What you need to do: Compute the number of lines that include the string "Tussenjaar", then output that number and nothing else.
• • • • • • •
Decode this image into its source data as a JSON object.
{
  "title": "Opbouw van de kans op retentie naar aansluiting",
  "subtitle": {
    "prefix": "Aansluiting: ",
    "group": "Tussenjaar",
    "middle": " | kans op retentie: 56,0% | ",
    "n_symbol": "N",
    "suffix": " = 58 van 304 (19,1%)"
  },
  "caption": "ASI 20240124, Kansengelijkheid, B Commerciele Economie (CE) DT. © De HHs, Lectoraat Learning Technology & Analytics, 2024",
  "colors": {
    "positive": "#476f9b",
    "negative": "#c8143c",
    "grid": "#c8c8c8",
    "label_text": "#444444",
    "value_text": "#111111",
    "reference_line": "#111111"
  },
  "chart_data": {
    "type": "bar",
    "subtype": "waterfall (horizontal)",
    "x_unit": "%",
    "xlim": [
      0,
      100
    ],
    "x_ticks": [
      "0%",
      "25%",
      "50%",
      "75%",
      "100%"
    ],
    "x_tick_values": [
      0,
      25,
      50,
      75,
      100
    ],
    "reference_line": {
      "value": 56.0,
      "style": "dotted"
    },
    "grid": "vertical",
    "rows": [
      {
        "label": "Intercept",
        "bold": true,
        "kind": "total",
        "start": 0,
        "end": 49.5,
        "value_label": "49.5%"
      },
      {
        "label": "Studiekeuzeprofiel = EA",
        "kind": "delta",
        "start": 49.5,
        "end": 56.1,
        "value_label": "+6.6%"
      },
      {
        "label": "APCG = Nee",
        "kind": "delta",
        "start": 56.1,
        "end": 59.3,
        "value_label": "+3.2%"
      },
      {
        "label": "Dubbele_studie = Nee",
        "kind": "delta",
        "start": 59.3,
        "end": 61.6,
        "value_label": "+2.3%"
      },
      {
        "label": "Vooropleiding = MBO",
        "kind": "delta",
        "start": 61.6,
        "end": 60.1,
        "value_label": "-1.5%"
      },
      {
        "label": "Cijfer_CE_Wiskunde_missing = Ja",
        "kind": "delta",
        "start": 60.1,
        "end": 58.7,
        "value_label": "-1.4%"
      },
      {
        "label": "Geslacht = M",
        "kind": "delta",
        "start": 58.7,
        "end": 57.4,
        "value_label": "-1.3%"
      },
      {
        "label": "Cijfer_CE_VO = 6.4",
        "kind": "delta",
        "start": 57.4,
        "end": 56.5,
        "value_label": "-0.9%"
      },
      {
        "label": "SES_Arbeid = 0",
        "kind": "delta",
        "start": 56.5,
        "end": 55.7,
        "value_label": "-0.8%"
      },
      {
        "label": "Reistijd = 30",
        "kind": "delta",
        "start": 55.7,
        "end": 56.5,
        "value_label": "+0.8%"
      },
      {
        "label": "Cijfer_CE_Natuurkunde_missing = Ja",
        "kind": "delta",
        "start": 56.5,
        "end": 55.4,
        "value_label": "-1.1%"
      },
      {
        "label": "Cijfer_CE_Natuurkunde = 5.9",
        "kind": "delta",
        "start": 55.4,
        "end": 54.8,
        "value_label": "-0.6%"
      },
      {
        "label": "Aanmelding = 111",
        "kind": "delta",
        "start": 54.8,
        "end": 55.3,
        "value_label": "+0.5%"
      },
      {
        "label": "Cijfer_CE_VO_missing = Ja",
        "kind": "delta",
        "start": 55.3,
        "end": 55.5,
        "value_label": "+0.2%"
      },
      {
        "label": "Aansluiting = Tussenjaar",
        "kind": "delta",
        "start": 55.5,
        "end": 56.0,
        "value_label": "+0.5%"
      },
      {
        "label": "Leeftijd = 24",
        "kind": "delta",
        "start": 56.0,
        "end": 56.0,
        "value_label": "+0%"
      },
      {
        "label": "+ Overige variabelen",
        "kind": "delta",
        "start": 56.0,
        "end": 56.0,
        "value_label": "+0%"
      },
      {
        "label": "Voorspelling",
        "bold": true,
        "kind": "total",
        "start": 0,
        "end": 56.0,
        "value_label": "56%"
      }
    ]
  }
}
• • • • • • •
Full response: 2